(Items from a dataset)

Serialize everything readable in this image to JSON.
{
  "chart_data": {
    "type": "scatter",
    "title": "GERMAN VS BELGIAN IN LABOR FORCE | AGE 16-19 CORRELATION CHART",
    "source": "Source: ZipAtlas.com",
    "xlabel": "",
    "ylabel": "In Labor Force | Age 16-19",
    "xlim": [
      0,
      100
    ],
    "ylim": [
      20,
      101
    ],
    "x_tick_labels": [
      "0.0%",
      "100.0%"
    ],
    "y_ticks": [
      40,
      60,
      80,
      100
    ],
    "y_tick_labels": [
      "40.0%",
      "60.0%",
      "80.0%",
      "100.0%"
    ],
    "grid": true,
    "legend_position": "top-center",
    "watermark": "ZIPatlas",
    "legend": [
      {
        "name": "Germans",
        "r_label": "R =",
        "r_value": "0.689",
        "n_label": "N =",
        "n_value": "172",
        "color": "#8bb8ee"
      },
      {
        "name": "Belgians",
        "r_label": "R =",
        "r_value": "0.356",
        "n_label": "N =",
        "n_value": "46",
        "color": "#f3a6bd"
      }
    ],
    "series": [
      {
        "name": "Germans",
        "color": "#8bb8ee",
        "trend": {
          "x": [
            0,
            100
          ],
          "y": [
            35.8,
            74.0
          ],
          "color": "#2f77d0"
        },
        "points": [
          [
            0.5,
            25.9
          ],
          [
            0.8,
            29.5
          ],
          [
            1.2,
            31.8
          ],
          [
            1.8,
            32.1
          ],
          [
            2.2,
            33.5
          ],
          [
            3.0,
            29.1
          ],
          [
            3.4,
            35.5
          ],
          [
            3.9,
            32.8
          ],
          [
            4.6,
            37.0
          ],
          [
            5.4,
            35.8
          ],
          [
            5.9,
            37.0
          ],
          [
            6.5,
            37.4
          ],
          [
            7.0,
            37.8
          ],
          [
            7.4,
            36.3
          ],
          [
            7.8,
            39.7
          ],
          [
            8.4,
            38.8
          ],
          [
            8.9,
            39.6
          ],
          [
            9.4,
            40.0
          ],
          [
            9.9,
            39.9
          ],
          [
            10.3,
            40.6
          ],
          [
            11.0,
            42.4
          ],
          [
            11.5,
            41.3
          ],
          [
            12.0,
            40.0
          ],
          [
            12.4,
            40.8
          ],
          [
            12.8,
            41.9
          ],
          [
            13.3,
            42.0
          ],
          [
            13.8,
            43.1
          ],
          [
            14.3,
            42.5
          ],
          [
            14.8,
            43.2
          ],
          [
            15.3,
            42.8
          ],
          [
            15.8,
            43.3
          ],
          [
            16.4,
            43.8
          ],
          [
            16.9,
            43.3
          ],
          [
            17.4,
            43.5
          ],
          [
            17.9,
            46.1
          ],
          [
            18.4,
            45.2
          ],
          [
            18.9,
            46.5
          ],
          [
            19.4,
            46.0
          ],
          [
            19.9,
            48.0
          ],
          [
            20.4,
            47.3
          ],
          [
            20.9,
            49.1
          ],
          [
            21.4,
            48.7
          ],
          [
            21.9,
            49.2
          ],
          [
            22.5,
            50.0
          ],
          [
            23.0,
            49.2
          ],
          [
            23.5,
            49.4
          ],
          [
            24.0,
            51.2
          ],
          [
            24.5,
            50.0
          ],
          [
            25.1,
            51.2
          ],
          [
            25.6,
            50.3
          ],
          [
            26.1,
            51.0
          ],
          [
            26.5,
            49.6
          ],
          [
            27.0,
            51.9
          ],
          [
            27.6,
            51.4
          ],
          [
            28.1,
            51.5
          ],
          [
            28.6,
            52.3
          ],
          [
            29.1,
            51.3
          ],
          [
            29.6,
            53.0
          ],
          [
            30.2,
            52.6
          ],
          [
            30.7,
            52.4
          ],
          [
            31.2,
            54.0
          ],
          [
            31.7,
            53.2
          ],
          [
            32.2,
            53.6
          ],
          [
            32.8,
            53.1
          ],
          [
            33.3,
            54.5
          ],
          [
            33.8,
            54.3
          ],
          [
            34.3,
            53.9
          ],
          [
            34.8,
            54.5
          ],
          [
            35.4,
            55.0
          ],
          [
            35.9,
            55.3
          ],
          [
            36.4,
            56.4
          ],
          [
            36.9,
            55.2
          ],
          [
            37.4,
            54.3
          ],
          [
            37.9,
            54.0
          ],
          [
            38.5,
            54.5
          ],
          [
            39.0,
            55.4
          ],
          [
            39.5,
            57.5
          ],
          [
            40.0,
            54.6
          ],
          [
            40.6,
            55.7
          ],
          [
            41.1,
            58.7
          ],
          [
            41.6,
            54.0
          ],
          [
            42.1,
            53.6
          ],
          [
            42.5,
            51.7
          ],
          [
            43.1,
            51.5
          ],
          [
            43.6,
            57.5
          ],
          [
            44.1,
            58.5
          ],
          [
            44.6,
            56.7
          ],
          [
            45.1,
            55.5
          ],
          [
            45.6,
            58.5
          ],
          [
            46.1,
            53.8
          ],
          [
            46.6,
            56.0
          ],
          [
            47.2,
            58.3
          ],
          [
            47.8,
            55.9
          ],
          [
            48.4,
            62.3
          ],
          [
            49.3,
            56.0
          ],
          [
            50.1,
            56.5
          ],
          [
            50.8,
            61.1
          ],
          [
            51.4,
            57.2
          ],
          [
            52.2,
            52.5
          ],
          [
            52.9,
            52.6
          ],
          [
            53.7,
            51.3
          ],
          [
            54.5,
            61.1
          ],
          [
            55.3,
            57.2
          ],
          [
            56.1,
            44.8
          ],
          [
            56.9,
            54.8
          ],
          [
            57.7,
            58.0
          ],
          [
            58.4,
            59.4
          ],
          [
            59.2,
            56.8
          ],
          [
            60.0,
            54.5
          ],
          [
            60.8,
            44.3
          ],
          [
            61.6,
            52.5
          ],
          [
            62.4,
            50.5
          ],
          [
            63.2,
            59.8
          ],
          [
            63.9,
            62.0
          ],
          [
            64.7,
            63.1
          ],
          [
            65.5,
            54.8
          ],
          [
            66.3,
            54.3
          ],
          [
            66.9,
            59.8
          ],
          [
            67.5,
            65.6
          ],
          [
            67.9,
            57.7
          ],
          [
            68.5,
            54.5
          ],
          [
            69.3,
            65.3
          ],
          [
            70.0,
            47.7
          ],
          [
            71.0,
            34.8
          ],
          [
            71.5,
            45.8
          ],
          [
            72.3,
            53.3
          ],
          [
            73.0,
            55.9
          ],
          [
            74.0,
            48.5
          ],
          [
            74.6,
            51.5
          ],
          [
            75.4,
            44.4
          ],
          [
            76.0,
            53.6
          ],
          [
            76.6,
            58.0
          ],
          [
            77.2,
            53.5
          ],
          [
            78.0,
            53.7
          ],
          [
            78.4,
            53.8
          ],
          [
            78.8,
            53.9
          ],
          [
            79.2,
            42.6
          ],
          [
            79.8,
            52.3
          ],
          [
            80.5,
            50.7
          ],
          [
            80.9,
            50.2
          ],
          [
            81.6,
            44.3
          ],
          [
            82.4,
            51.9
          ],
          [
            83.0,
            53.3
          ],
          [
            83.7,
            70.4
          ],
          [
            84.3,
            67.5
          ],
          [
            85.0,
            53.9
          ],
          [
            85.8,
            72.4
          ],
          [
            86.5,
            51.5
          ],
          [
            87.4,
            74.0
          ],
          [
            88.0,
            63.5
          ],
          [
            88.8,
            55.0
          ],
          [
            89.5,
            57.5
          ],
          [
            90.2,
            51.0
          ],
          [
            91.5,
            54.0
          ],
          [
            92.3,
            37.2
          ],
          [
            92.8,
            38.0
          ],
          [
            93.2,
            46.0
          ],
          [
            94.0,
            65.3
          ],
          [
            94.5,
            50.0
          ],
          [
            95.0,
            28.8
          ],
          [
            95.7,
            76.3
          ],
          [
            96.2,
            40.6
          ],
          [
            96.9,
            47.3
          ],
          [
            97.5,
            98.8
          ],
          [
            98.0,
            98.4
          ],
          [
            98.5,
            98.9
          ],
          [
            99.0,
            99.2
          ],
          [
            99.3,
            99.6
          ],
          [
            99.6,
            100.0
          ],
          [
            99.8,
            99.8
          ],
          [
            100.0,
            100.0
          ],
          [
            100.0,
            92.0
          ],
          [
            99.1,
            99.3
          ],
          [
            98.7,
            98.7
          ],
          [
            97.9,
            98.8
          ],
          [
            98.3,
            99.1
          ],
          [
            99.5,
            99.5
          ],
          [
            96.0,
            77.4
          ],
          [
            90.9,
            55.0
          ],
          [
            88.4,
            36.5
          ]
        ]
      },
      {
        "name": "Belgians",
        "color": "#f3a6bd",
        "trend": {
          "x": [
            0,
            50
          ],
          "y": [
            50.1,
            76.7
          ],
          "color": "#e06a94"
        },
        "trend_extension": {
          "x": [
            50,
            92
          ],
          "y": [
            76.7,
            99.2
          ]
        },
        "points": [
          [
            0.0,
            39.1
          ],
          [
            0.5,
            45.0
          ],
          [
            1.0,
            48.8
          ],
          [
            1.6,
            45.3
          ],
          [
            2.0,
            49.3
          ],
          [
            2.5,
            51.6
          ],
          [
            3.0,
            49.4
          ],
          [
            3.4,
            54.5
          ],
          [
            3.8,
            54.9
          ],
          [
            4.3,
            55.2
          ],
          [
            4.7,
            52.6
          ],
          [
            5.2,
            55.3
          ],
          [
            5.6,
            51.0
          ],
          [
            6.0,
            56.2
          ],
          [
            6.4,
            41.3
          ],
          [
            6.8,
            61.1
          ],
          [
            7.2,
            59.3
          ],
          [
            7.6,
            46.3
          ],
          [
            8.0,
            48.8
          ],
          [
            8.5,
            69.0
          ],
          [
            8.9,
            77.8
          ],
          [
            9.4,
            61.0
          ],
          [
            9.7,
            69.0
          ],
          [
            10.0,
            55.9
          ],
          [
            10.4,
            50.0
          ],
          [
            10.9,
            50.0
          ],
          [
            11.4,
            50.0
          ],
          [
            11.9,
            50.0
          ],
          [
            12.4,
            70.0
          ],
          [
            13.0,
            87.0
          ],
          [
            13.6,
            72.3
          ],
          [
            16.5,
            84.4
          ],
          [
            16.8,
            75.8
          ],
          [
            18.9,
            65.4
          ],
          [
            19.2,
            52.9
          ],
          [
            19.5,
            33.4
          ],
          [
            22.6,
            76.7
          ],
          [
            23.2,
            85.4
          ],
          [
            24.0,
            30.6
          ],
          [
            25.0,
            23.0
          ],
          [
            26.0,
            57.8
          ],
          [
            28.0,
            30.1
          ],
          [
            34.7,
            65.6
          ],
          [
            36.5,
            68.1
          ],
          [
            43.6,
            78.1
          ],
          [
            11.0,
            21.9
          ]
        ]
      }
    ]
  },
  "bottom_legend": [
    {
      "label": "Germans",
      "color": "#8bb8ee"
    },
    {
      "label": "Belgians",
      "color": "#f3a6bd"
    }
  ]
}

■ WHAT IS NEEDED ■
Work out how many lines in the records above contain the word "color", and reply with that number alone.

■ SOLUTION TO THIS EXERCISE ■
8